Problem details → Only the lines from the one containing "Convert this document image to plain text." through the end of the entries should be repeated, exactly as they appear, first and last included.

Records to use →
***

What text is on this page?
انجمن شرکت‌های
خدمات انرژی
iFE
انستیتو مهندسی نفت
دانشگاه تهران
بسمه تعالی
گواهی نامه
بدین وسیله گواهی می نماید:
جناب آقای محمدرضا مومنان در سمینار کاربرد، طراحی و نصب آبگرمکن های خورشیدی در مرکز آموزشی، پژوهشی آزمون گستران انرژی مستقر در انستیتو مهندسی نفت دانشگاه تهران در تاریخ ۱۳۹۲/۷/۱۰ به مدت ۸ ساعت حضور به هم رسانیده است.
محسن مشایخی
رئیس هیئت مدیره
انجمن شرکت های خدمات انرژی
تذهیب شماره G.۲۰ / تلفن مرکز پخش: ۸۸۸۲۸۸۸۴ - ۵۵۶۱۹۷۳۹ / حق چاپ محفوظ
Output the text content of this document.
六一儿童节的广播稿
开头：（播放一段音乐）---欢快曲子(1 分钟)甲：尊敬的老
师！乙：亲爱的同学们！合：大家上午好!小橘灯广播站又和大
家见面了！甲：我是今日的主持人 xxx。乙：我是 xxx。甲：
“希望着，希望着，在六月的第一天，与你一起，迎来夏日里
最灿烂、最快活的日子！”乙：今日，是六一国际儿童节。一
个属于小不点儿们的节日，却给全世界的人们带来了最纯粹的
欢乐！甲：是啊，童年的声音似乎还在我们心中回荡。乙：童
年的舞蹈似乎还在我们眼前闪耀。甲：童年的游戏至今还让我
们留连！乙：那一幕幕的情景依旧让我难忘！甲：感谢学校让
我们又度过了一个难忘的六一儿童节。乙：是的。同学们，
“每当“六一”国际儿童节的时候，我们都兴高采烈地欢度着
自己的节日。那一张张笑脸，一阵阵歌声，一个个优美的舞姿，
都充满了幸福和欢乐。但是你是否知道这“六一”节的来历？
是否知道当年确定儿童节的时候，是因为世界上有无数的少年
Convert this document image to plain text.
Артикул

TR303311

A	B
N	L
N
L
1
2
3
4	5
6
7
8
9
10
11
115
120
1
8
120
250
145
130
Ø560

***

Result of the task →
Convert this document image to plain text.
Артикул

TR303311

A	B
N	L
N
L
1
2
3
4	5
6
7
8
9
10
11
115
120
1
8
120
250
145
130
Ø560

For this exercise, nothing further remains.